##### Text excerpt #####

This package defines primitives for sentry access to application memory.

Major types:

  • The IO interface represents a virtual address space and provides I/O methods on that address space. IO is the lowest-level primitive. The primary implementation of the IO interface is mm.MemoryManager.

  • IOSequence represents a collection of individually-contiguous address ranges in a IO that is operated on sequentially, analogous to Linux's struct iov_iter.

Major usage patterns:

  • Access to a task's virtual memory, subject to the application's memory protections and while running on that task's goroutine, from a context that is at or above the level of the kernel package (e.g. most syscall implementations in syscalls/linux); use the kernel.Task.Copy* wrappers defined in kernel/task_usermem.go.

##### Entries shown #####

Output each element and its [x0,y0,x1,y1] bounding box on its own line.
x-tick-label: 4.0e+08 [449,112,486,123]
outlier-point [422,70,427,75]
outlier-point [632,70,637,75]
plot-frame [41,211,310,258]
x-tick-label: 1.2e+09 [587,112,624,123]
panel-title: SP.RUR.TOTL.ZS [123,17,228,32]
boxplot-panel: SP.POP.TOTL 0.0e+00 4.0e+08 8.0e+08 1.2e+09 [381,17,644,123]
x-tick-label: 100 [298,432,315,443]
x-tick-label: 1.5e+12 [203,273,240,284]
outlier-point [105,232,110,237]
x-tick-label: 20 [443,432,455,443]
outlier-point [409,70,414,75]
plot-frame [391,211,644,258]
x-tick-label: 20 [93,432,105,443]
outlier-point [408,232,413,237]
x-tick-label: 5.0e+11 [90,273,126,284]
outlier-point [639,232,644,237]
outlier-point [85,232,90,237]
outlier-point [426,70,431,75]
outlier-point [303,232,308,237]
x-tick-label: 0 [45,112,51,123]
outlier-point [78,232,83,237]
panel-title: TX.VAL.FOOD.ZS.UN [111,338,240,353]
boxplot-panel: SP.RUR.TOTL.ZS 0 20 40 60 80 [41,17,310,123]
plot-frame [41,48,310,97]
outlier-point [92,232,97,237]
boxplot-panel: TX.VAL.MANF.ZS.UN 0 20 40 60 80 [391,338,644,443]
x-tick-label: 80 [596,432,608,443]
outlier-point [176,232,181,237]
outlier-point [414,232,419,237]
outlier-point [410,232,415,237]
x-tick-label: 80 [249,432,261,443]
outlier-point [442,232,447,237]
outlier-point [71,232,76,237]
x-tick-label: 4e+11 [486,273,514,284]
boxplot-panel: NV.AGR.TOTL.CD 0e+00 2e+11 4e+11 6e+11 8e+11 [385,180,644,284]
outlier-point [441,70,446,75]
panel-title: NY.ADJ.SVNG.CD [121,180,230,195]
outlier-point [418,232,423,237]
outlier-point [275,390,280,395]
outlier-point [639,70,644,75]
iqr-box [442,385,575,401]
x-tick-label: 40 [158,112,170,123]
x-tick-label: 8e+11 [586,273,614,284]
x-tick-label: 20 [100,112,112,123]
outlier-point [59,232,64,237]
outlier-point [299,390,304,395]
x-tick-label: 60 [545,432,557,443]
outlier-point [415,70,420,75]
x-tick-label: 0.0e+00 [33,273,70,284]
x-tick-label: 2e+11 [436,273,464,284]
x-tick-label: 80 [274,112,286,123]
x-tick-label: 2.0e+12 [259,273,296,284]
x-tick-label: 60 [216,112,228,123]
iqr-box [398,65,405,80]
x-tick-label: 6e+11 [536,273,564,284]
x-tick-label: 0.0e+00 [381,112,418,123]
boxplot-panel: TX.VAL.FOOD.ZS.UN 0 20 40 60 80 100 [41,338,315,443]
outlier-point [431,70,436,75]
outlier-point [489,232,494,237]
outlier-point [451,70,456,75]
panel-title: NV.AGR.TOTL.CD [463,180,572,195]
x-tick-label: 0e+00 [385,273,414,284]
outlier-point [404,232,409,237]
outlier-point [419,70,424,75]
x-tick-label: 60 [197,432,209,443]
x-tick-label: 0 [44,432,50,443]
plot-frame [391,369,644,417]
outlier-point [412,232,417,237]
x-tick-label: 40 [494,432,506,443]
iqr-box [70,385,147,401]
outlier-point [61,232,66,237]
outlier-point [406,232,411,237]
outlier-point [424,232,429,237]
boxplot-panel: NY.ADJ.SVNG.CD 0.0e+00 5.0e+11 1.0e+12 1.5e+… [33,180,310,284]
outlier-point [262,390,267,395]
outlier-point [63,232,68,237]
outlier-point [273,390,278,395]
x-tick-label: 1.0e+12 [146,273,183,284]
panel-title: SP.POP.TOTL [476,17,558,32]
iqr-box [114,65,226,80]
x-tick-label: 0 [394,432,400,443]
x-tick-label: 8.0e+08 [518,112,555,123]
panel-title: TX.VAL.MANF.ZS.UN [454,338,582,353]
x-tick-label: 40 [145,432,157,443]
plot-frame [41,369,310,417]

#####

**Problems to solve:**
(1) Using the package description, decide whether each statement agrees with it: (a) IO is the lowest-level primitive; (b) the primary implementation of the IO interface is kernel.Task; (c) IOSequence is analogous to Linux's struct iov_iter. Give yes or no for each, with the deciding words quoted exactly.
(2) In one to three sentences, explain when the package description says to use the kernel.Task.Copy* wrappers.
(3) Reproduce the part of the package description that opens with the words containing "This package defines" and closes with "defined in kernel/task_usermem.go.".

**Response list:**
(1)
(a) Yes: "IO is the lowest-level primitive."
(b) No: "The primary implementation of the IO interface is mm.MemoryManager."
(c) Yes: "analogous to Linux's struct iov_iter"

(2) Use them to access a task's virtual memory subject to the application's memory protections and while running on that task's goroutine. The access must come from a context at or above the level of the kernel package, such as most syscall implementations in syscalls/linux. The wrappers are defined in kernel/task_usermem.go.

(3)
This package defines primitives for sentry access to application memory.

Major types:

  • The IO interface represents a virtual address space and provides I/O methods on that address space. IO is the lowest-level primitive. The primary implementation of the IO interface is mm.MemoryManager.

  • IOSequence represents a collection of individually-contiguous address ranges in a IO that is operated on sequentially, analogous to Linux's struct iov_iter.

Major usage patterns:

  • Access to a task's virtual memory, subject to the application's memory protections and while running on that task's goroutine, from a context that is at or above the level of the kernel package (e.g. most syscall implementations in syscalls/linux); use the kernel.Task.Copy* wrappers defined in kernel/task_usermem.go.